START Extracted records

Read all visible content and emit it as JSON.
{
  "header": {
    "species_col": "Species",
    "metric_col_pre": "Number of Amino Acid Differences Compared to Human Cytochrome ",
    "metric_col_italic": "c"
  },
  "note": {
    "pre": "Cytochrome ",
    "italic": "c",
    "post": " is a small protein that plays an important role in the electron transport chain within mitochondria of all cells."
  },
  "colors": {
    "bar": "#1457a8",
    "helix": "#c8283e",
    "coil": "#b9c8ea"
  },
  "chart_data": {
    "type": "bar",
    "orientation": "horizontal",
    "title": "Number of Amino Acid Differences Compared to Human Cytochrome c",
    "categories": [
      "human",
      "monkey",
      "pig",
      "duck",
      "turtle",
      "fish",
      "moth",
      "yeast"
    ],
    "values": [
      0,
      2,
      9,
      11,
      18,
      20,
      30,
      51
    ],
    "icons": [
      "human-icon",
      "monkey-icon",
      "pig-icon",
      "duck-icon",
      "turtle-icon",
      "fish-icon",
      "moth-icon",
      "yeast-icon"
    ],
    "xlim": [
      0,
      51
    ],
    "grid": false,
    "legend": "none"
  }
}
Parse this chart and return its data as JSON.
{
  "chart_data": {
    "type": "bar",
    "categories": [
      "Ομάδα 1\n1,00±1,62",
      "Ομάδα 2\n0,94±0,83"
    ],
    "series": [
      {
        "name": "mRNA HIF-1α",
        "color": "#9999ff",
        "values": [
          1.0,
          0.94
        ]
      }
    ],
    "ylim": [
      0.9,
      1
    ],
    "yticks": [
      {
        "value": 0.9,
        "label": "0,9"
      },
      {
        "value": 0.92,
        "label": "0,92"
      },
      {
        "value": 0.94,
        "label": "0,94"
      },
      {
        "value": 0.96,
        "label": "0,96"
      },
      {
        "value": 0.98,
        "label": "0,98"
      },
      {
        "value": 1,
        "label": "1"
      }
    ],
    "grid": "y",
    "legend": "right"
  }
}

END Extracted records

### Instructions to follow
For the material above, count the lines where the string "Differences" appears and reply with the count only.

### Answer to this exercise
2